* **WHAT TO DO**:
Which lines have the string "name"? Copy all of them from the entries below.

* **MATERIAL**:
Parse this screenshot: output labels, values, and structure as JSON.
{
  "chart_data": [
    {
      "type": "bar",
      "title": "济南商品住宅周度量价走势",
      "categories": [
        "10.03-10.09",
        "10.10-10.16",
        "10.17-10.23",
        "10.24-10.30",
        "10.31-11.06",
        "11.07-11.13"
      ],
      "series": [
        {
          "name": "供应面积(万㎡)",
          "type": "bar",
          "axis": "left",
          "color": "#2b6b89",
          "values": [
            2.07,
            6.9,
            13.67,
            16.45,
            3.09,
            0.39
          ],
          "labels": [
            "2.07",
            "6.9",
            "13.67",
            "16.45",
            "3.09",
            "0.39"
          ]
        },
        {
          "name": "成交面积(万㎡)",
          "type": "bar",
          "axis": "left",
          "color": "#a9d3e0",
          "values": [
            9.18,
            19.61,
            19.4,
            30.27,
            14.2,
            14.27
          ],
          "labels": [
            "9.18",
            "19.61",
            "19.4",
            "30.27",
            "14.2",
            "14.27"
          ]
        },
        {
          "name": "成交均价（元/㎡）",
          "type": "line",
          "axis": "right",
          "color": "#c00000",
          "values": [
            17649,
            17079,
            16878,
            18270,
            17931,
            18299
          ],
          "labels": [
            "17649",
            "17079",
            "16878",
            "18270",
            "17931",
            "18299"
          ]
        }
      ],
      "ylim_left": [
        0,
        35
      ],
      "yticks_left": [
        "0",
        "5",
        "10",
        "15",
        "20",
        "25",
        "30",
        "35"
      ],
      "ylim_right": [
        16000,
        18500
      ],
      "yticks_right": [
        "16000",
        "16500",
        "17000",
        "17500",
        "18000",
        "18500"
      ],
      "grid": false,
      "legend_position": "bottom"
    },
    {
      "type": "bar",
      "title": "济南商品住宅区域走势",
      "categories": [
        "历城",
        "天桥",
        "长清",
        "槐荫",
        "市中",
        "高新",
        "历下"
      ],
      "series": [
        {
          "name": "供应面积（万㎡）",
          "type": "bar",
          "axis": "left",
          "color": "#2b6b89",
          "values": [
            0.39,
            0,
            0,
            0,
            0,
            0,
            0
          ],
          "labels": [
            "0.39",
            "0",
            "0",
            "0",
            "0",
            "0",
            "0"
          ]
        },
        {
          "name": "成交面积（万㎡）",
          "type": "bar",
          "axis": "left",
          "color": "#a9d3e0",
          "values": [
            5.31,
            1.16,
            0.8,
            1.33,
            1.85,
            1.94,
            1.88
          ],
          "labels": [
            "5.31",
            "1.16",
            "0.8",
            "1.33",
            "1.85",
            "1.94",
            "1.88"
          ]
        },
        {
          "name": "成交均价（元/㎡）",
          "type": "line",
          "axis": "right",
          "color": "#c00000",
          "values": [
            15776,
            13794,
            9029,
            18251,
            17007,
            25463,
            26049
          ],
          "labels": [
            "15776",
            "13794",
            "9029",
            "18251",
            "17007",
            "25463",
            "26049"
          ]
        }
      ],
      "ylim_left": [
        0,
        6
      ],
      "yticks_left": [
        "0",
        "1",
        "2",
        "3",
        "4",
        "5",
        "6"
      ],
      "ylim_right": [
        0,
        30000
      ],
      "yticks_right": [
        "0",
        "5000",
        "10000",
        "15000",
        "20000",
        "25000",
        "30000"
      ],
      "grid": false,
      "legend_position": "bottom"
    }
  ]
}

* **FINISHED EXERCISE**:
          "name": "供应面积(万㎡)",
          "name": "成交面积(万㎡)",
          "name": "成交均价（元/㎡）",
          "name": "供应面积（万㎡）",
          "name": "成交面积（万㎡）",
          "name": "成交均价（元/㎡）",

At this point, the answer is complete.